-- START OF Provided entries --
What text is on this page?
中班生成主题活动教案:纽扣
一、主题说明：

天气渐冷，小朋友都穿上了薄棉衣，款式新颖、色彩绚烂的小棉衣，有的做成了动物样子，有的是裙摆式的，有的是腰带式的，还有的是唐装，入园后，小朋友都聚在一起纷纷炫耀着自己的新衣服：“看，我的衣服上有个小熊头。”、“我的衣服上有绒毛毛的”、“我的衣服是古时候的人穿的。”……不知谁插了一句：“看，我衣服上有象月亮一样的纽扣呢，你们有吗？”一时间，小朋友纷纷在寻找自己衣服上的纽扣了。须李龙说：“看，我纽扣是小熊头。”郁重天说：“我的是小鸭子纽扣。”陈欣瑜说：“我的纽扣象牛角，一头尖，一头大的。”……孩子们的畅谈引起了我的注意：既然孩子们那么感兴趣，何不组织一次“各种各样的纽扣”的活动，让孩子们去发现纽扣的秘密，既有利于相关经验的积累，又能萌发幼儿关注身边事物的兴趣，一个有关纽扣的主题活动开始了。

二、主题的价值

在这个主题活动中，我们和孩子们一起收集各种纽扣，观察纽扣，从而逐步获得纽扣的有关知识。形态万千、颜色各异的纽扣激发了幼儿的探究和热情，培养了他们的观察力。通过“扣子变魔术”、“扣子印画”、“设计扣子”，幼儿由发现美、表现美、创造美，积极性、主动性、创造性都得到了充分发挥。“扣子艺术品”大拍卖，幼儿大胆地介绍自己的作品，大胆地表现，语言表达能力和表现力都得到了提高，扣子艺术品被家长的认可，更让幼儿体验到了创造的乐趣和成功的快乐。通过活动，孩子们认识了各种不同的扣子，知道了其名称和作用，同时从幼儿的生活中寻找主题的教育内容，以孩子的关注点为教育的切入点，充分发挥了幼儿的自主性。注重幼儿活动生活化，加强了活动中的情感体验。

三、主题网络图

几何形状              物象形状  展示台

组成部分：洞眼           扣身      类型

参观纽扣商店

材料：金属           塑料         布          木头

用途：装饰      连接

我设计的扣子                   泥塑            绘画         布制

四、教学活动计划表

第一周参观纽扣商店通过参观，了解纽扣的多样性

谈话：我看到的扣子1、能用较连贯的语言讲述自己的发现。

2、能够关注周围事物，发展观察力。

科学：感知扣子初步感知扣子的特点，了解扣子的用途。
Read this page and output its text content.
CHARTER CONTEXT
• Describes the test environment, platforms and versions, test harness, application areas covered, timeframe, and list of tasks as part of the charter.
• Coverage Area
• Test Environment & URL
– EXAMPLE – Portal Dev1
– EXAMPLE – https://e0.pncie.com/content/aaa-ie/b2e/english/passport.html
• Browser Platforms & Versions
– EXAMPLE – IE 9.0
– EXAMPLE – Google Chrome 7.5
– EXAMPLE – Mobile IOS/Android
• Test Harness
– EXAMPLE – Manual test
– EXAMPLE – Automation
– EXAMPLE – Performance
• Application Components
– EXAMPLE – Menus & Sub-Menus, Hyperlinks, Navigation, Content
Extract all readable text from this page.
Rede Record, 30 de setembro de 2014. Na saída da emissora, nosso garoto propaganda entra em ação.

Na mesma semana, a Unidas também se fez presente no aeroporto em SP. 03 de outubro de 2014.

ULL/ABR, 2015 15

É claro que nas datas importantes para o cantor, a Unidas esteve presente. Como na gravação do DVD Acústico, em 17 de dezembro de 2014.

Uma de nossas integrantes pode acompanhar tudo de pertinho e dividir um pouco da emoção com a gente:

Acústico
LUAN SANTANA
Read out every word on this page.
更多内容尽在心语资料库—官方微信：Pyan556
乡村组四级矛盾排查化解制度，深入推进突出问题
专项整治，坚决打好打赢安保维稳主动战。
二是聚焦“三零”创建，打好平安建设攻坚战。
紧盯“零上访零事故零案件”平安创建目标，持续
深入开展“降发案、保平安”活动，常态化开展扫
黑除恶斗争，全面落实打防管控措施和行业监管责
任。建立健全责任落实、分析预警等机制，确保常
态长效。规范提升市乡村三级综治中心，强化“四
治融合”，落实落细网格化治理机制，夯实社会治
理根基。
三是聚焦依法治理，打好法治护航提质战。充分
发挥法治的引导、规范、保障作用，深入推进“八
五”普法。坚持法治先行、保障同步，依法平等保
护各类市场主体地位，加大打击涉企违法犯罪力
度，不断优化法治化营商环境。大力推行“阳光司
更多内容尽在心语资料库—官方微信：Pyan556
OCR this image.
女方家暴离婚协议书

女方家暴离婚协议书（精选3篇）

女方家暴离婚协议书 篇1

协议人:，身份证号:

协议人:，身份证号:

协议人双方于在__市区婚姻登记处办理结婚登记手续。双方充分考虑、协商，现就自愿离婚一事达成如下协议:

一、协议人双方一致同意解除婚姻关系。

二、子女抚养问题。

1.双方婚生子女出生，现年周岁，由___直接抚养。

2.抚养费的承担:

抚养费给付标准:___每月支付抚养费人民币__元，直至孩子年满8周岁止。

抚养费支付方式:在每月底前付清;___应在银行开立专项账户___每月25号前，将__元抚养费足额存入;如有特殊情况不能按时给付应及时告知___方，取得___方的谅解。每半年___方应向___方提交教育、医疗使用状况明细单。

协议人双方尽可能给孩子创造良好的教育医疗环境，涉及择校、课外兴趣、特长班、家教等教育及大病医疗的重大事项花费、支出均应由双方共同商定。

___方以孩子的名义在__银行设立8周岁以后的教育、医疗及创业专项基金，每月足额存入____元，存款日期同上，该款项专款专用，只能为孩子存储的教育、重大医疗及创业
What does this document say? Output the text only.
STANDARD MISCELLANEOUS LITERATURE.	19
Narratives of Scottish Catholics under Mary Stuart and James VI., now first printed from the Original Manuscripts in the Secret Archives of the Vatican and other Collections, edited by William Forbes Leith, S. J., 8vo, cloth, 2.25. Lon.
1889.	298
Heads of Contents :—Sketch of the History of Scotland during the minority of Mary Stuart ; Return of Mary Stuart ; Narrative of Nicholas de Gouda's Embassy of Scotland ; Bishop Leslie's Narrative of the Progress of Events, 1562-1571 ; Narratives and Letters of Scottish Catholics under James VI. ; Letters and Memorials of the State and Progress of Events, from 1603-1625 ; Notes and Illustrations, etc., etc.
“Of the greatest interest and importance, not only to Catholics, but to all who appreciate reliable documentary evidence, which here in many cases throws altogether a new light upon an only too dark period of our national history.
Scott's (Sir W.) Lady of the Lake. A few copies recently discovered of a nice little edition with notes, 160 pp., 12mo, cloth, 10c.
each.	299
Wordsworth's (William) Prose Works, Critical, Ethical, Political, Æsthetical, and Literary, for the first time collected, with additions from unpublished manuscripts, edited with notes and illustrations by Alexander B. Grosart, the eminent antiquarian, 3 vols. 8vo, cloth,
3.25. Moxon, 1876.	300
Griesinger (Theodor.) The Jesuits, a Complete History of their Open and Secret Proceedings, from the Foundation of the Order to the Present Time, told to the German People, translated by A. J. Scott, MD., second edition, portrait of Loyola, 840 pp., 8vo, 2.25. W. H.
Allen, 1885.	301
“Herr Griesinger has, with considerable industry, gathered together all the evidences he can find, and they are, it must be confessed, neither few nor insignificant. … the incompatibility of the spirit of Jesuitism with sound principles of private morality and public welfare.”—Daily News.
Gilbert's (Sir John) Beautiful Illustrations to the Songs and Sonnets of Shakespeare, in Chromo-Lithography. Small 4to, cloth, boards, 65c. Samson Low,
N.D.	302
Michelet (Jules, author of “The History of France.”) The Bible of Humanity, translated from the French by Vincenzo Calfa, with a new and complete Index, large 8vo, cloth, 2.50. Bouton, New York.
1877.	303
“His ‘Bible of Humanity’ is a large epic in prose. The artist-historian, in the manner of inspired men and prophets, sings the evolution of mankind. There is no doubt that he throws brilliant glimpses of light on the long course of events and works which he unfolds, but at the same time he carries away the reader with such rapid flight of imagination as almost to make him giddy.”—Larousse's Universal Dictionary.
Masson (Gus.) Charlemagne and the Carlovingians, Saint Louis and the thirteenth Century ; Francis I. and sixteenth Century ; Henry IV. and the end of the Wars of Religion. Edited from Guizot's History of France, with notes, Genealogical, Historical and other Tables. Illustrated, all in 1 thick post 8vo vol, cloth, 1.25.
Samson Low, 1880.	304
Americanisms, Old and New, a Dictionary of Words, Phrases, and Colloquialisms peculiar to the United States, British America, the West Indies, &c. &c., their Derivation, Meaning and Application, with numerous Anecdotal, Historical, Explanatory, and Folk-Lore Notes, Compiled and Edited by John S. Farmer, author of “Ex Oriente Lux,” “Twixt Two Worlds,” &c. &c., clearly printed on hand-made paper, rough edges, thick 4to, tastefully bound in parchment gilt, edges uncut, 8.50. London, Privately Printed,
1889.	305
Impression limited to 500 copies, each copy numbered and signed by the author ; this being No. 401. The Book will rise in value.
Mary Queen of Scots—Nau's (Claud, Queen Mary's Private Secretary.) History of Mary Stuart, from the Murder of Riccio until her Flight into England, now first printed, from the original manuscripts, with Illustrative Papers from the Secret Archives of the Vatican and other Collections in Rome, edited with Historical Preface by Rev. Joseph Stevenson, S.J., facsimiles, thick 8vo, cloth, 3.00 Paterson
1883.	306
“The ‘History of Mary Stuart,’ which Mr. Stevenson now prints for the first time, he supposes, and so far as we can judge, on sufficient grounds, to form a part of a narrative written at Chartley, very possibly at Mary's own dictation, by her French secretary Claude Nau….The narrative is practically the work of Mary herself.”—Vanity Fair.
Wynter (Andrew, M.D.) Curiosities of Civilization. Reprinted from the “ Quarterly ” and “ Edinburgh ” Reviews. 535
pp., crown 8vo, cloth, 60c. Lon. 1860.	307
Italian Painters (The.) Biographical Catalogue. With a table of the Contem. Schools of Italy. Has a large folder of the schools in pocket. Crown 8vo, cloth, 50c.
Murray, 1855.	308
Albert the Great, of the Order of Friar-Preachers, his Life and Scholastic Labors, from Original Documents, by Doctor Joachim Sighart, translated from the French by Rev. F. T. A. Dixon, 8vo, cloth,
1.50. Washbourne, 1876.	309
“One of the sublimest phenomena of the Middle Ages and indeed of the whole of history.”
-- END OF Provided entries --
◆ Task goal:
List all lines holding the string "EXAMPLE".

◆ Result:
– EXAMPLE – Portal Dev1
– EXAMPLE – https://e0.pncie.com/content/aaa-ie/b2e/english/passport.html
– EXAMPLE – IE 9.0
– EXAMPLE – Google Chrome 7.5
– EXAMPLE – Mobile IOS/Android
– EXAMPLE – Manual test
– EXAMPLE – Automation
– EXAMPLE – Performance
– EXAMPLE – Menus & Sub-Menus, Hyperlinks, Navigation, Content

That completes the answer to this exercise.